**WRITTEN TASK**
Reproduce the following records word for word, starting with the line that contains "Patent image size: (1403, 1020)." and going on through the line that contains "The robotic arm 101 is at (857, 324).", both lines included, and output nothing else.

**DATASET RECORDS**
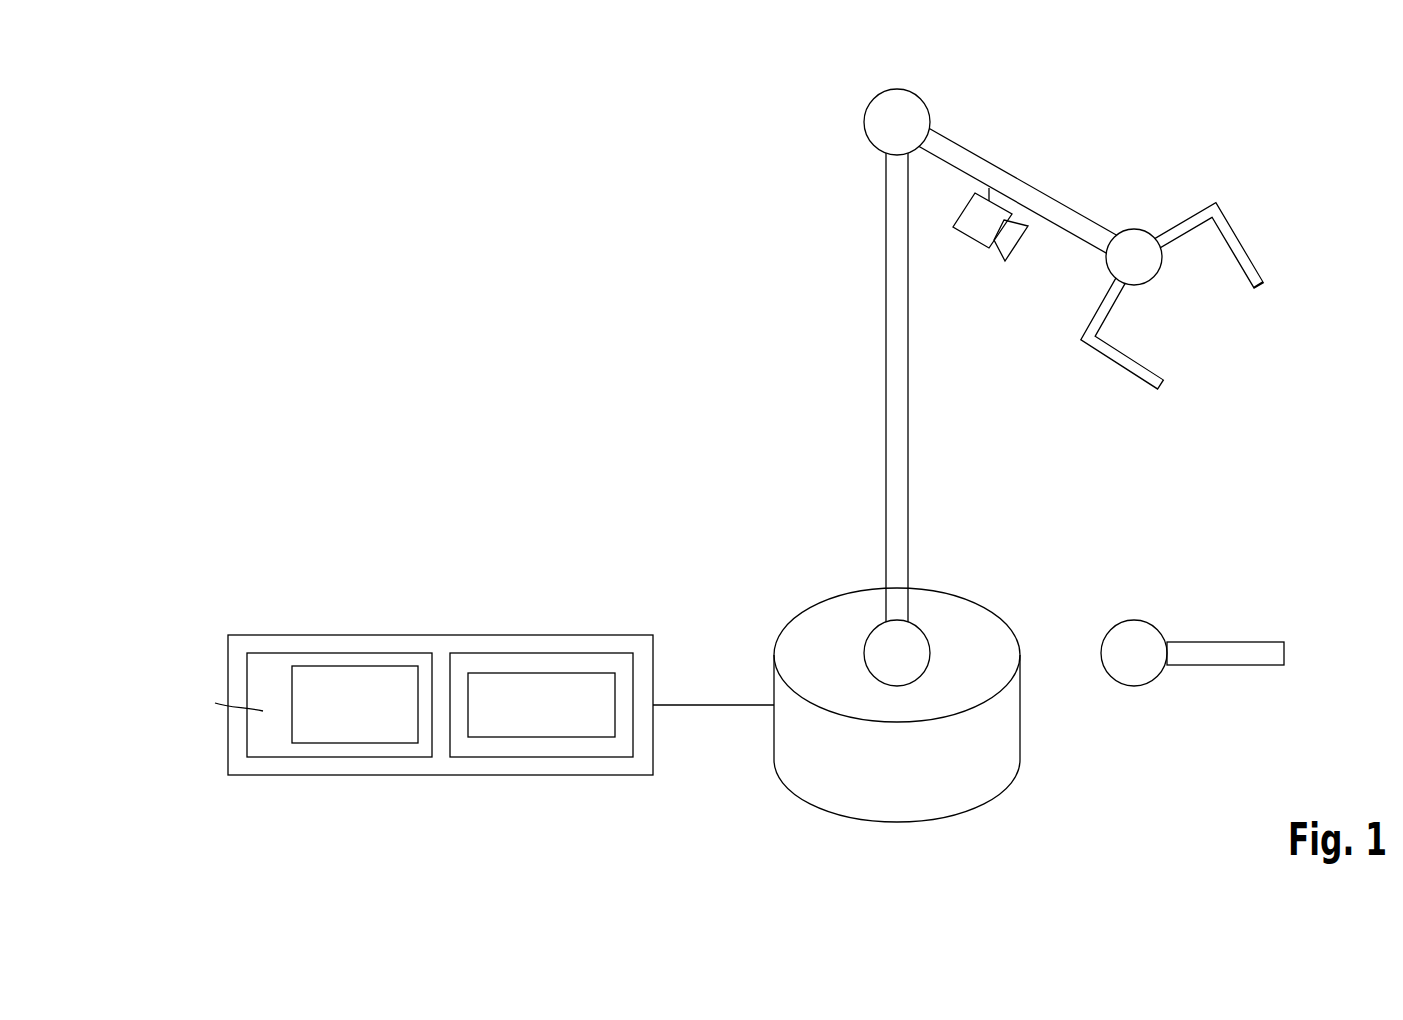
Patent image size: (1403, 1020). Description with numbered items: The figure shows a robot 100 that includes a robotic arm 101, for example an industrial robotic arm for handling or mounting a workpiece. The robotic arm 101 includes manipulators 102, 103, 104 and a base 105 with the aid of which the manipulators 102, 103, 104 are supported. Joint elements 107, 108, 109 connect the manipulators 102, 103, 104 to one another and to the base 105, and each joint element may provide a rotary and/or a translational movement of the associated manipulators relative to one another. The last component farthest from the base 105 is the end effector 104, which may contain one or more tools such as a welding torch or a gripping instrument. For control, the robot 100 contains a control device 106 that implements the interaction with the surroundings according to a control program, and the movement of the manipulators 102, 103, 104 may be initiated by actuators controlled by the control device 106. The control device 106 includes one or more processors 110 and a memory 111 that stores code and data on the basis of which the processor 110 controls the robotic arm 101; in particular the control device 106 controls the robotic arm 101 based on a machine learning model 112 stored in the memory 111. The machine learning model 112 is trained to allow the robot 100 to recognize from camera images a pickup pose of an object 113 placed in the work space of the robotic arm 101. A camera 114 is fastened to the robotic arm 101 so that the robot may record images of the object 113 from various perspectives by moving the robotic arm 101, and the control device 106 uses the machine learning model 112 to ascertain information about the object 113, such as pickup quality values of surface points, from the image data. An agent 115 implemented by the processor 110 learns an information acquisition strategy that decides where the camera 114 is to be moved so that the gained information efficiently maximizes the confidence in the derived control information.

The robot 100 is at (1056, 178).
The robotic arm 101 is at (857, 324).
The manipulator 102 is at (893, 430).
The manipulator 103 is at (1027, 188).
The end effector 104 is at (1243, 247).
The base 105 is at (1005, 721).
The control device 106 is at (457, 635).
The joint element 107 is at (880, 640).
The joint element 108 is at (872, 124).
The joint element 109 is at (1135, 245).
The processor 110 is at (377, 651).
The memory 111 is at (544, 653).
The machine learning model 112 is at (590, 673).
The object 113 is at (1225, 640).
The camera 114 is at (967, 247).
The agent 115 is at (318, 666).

---

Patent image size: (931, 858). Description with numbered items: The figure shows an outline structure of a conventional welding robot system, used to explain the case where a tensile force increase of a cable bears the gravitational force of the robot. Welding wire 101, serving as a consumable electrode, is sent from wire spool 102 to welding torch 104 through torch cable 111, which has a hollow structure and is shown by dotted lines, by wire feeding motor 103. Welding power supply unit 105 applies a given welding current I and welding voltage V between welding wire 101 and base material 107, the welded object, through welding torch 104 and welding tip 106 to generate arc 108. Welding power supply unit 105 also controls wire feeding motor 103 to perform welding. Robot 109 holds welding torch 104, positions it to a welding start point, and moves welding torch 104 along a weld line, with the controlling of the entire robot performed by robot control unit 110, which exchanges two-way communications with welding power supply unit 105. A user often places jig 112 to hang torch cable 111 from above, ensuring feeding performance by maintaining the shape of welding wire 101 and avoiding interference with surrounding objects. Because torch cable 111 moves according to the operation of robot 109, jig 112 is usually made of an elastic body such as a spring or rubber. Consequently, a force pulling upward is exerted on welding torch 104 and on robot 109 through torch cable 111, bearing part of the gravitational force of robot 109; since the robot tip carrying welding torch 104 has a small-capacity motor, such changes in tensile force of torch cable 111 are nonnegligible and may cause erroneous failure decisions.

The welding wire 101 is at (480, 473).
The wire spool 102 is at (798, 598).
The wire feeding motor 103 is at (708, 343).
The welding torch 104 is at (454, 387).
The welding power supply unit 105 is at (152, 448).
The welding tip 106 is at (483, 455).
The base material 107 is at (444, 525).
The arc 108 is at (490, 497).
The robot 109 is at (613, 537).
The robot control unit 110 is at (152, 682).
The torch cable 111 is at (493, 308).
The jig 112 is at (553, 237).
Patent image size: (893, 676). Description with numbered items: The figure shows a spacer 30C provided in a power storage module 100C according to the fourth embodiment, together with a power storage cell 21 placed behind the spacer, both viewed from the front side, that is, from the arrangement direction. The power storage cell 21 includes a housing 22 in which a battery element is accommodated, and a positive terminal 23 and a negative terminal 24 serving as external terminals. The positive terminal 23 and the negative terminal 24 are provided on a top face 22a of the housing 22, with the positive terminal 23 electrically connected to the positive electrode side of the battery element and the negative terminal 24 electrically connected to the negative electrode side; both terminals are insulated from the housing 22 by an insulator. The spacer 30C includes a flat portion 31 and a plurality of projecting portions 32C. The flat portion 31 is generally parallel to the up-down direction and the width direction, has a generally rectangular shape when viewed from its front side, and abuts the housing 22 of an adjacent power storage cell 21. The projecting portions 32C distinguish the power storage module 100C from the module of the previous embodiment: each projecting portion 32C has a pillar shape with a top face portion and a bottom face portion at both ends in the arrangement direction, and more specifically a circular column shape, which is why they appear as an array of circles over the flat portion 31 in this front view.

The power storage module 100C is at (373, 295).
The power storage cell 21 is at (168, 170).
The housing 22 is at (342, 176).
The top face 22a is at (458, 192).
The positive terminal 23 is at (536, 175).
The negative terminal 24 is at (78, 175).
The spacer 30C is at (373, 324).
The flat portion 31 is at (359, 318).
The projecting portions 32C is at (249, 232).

**TASK SOLUTION**
Patent image size: (1403, 1020). Description with numbered items: The figure shows a robot 100 that includes a robotic arm 101, for example an industrial robotic arm for handling or mounting a workpiece. The robotic arm 101 includes manipulators 102, 103, 104 and a base 105 with the aid of which the manipulators 102, 103, 104 are supported. Joint elements 107, 108, 109 connect the manipulators 102, 103, 104 to one another and to the base 105, and each joint element may provide a rotary and/or a translational movement of the associated manipulators relative to one another. The last component farthest from the base 105 is the end effector 104, which may contain one or more tools such as a welding torch or a gripping instrument. For control, the robot 100 contains a control device 106 that implements the interaction with the surroundings according to a control program, and the movement of the manipulators 102, 103, 104 may be initiated by actuators controlled by the control device 106. The control device 106 includes one or more processors 110 and a memory 111 that stores code and data on the basis of which the processor 110 controls the robotic arm 101; in particular the control device 106 controls the robotic arm 101 based on a machine learning model 112 stored in the memory 111. The machine learning model 112 is trained to allow the robot 100 to recognize from camera images a pickup pose of an object 113 placed in the work space of the robotic arm 101. A camera 114 is fastened to the robotic arm 101 so that the robot may record images of the object 113 from various perspectives by moving the robotic arm 101, and the control device 106 uses the machine learning model 112 to ascertain information about the object 113, such as pickup quality values of surface points, from the image data. An agent 115 implemented by the processor 110 learns an information acquisition strategy that decides where the camera 114 is to be moved so that the gained information efficiently maximizes the confidence in the derived control information.

The robot 100 is at (1056, 178).
The robotic arm 101 is at (857, 324).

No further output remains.